**Description of the task:** Continue the passage on the Camarilla's court officers, picking up right after its final sentence.

Start of Quoted passage

The Sixith Traditions: Destruction Thou art forbidden to destroy another of thy kind. The right of destruction belongeth only to thine Elder. Only the eldest among thee shall call the Blood Hunt.
Since most Elders have had decades to remember the Traditions, and you obviously might not have, we highly suggest players refer back to this section if asked by an Elder or Prince. It could mean your character's unlife.
Officers of the CourtEdit
Over the centuries, the Camarilla has adopted a handful of positions or stations to see that the Kindred of a city act according to the dictates of the Traditions. In many ways, these positions define the Camarilla even as the Camarilla defines them: They offer a structured society for perpetuating the Masquerade, granting power to those who can best promote the way of the Camarilla, and punishing those who work against it.
Below are eight commonly accepted stations. However, as each Camarilla city has tis unique identity, concerns and personalities, it is often prudent to adjust the ranks. One city may need a full-time general to handle the war with the Sabbat. Another may require a sort of sinecure to be created for a powerful Kindred who is not suited for the conventional roles. Usually the prince and primogen argue long and hard over the creation of these special positions. Not only does the presence of these special positions wreak havoc with the conventional balance of power and all those cunning stratagems that rely upon it, but it creates hard feelings among those who feel that the new position detracts from their power. Of course, in certain cases, that is the primary reason for the creation of the station.
The prince is often seen as the seat of all Kindred power within a city—the most powerful and cunning of vampires and the official voice of the Camarila within the city. Certainly, the prince wields great power within his domain. In addition to whatever other powers he can claim through wits or strength, the prince traditionally possesses the right to create progeny and decide who else may do so, the right to determine the boundaries of Elysium and the right to mete out hunting grounds and place others off limits. The office also traditionally includes remarkable political power among the kine of his domain. The prince also determines the course and shape of justice among the Kindred of his domain, including the declaration of blood hunts.
Yet, while the prince is almost always the strongest of the city’s Kindred—at least the strongest of those who have political aspirations—he is not always the masterful figure Kindred associate with the position. In certain cases, the prince endures a nightly struggle with the primogen or would-be usurpers. Sometimes the prince is little more than a façade, a figurehead controlled by other, more powerful Kindred, or a lesser party whom the other powers of the city have agreed upon lest one of them develop greater authority than her comrades are willing to relinquish. The power of the prince is mighty—and desirable. There is never a shortage of Kindred eager to take advantage of any weakness, or to cultivate one where it does not yet exist, in hopes of gaining the position for themselves. Few events can shake up a domain like the fall of its prince as all surviving vampires will fight and maneuver to improve their station.

End of Quoted passage
Start of Data listing

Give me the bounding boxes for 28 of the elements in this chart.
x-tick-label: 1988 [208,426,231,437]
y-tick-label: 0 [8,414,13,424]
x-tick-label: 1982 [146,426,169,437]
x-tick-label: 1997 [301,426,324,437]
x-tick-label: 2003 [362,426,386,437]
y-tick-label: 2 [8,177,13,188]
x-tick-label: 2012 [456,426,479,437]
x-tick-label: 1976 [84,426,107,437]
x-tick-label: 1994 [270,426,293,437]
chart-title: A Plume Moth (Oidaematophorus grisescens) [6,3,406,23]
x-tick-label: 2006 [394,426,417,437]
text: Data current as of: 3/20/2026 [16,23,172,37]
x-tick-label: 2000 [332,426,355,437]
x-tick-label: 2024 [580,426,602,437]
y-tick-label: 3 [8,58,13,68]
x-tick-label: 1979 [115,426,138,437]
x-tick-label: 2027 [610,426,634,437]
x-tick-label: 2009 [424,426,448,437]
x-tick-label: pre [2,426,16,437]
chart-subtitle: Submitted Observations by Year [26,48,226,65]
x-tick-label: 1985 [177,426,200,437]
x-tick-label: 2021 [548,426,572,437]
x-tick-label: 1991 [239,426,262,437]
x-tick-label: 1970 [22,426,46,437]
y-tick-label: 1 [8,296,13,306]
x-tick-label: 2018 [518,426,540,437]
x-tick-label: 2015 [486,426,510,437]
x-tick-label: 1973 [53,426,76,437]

End of Data listing

**Expected output:**
Regardless of the actual position of the prince, it is quite true that she is the focus of Camarilla power within the city. The prince—even on those occasions when she is beholden to others—is the force under which and against which all others must maneuver. A wise vampire scrutinizes the relationships between the Prince and the other Kindred. These relationships are often the levers one needs to pry one’s way up the ladder of Kindred society. As the arbiter of Kindred justice, all who scheme within his domain must take his temperaments, desires and goals into account. It is prudent to be able to explain any infractions one may commit as being in line with the prince’s aspirations. Conversely, one should always describe one’s rival’s actions in the opposite light.
For his part, the prince must manage the often-conflicting goals of maintaining control of his domain and ensuring the safety of the Kindred under his control. Most princes employ their role as guardian of the Masquerade for both purposes, using the pretext of “protecting the Traditions” or “maintaining the Masquerade” for their harsher decrees.
The prince who intends to last beyond the morning must have power, a commanding presence and the ability to keep the rest of the Kindred of his domain at each other’s throats instead of her own. In a social environment like the Camarilla, one should never underestimate the prince’s ability to grant and remove Status Traits, for such status is power. Naturally, the prince must balance these gifts and punishments to keep the majority of her subjects grateful, or at least indebted, to her while not granting them enough power to threaten her own authority. She must use punishments to keep rivals from becoming too potent and to discourage her subjects from disobeying her dictates. The prince need not limit herself to acting directly upon the Kindred in question. In certain cases, such as when a vampire who deserves to be commended has become too powerful for the prince’s liking, she may issue an edict against one of that Kindred’s rivals. Conversely, someone who has earned the prince’s displeasure may find his enemies receiving the prince’s largess.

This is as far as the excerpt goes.